- [What is being asked] Collect all lines from the records below that include the word "ClickDetector".

==== Working data ====

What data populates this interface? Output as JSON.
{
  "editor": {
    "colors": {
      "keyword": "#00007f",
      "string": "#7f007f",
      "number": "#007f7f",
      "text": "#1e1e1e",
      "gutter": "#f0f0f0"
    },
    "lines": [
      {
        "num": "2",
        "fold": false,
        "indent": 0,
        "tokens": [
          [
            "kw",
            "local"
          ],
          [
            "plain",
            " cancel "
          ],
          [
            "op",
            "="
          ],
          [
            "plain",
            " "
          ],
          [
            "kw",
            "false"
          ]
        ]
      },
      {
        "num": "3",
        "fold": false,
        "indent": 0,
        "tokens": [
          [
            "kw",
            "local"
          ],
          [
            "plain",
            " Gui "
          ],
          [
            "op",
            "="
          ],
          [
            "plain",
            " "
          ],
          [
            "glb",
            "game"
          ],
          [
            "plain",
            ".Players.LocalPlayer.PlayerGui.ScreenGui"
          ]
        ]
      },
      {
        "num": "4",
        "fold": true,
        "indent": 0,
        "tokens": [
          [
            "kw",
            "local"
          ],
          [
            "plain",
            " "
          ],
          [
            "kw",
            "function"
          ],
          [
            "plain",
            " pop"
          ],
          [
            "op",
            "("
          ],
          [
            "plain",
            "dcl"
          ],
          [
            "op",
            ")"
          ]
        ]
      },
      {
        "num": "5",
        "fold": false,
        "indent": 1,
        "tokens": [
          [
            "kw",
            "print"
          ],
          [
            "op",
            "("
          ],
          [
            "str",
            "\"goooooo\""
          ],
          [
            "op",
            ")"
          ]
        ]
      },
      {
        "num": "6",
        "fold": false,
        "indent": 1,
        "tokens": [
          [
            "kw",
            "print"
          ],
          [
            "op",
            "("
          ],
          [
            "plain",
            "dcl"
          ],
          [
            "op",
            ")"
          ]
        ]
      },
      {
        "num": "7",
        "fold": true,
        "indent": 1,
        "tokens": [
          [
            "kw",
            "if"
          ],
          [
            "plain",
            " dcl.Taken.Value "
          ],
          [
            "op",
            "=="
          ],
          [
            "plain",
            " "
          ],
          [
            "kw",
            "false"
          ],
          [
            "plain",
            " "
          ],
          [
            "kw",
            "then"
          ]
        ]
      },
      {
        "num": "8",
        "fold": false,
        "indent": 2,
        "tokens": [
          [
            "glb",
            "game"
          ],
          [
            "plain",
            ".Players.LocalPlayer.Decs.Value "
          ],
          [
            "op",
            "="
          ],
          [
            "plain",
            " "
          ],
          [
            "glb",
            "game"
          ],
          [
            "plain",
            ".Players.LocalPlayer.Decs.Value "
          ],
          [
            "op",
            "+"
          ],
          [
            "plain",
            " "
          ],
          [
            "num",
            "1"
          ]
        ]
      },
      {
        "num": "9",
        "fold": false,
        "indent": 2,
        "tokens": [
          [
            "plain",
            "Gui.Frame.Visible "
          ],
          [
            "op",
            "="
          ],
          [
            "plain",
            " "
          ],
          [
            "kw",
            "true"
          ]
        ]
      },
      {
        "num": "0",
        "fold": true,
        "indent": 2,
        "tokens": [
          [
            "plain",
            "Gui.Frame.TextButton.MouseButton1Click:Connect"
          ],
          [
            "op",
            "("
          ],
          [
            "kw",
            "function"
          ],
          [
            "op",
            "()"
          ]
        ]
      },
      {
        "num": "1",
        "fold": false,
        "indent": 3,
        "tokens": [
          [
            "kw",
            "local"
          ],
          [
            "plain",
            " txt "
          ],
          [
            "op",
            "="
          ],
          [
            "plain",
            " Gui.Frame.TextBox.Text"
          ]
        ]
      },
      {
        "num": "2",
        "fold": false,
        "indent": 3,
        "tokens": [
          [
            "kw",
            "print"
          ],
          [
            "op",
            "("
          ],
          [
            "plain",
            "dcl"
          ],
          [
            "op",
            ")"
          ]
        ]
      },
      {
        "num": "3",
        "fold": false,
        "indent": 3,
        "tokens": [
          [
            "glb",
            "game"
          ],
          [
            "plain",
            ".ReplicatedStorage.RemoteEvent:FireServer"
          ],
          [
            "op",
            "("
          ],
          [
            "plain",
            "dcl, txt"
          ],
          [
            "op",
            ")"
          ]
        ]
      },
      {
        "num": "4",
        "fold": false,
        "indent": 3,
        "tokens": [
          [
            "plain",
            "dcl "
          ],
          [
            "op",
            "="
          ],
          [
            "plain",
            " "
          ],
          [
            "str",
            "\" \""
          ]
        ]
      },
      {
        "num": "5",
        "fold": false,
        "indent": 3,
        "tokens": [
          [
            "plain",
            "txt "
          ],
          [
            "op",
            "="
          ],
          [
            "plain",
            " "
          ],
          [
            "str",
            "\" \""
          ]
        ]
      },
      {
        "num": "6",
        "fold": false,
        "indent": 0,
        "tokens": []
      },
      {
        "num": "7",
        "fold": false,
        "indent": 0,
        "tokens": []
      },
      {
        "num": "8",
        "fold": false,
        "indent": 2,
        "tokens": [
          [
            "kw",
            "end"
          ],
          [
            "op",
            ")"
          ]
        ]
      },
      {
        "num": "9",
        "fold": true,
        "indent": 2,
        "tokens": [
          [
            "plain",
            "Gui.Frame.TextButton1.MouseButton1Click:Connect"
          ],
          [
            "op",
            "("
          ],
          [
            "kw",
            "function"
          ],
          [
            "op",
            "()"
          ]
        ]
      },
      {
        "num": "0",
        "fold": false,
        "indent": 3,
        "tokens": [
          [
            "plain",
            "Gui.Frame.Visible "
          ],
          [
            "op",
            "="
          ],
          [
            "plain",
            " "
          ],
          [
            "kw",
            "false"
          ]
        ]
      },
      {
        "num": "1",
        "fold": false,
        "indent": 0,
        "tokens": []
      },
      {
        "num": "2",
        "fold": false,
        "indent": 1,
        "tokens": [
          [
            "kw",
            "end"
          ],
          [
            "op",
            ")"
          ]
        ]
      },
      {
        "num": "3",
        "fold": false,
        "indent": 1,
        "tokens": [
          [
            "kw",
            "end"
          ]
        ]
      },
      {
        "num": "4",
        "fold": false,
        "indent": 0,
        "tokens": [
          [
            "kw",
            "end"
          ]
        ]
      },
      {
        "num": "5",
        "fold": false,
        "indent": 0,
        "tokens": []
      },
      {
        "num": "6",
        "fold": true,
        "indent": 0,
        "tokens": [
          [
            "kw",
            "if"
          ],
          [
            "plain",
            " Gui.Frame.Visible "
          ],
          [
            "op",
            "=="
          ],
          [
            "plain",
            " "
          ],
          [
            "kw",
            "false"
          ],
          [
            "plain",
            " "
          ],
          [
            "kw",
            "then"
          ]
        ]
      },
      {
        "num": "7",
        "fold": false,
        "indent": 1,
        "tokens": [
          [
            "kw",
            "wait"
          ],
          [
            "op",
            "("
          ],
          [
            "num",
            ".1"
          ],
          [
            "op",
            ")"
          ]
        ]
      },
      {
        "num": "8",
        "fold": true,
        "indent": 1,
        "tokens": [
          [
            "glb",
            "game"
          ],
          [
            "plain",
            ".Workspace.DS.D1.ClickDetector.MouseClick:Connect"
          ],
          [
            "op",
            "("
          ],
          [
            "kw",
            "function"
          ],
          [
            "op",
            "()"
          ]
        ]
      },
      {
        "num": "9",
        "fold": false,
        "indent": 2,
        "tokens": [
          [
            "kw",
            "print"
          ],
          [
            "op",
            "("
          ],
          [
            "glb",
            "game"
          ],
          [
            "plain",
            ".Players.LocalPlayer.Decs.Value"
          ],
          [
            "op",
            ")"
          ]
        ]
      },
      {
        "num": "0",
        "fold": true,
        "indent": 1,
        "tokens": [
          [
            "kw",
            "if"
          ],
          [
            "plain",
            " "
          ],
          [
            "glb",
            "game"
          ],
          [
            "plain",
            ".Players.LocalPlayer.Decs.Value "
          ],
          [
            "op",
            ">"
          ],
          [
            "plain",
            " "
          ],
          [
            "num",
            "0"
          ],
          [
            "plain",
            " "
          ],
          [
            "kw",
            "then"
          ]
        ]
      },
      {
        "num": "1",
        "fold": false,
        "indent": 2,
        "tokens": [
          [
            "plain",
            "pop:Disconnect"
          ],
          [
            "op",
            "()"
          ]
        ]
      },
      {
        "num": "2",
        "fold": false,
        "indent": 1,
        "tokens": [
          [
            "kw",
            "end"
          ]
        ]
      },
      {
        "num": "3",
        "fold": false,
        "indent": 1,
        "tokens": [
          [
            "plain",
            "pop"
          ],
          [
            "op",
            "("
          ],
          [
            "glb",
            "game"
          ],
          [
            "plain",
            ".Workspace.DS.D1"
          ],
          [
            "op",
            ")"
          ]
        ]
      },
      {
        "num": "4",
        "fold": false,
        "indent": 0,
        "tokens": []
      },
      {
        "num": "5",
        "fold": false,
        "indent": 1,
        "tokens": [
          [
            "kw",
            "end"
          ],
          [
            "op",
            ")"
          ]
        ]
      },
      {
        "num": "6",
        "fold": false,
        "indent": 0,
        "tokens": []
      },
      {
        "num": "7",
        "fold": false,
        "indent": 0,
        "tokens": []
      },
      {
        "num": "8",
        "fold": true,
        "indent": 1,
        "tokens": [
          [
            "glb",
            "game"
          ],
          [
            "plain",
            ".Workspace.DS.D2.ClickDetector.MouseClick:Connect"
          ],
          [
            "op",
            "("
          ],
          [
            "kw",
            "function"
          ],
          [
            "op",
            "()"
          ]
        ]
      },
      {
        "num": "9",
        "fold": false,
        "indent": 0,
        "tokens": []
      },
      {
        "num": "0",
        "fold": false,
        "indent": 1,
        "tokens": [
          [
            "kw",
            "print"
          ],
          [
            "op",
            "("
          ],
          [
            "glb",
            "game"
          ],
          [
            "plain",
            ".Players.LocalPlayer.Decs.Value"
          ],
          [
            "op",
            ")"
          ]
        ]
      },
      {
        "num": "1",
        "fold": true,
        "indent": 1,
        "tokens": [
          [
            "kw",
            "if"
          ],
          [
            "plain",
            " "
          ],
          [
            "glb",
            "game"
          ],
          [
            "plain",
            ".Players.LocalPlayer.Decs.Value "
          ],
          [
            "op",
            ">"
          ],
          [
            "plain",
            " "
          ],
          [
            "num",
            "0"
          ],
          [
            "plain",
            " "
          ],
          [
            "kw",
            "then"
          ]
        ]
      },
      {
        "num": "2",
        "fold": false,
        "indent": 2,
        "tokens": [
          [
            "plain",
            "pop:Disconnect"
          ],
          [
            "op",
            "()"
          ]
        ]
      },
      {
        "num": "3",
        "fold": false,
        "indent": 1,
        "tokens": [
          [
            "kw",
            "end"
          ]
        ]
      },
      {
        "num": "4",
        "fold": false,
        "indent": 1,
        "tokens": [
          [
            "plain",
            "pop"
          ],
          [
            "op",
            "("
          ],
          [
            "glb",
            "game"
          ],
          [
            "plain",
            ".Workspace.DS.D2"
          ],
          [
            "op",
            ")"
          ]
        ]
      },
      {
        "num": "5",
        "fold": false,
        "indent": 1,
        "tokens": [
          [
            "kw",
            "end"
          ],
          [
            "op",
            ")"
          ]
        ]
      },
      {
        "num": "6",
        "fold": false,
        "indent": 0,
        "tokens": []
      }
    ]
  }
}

====

- [Task answer]
            ".Workspace.DS.D1.ClickDetector.MouseClick:Connect"
            ".Workspace.DS.D2.ClickDetector.MouseClick:Connect"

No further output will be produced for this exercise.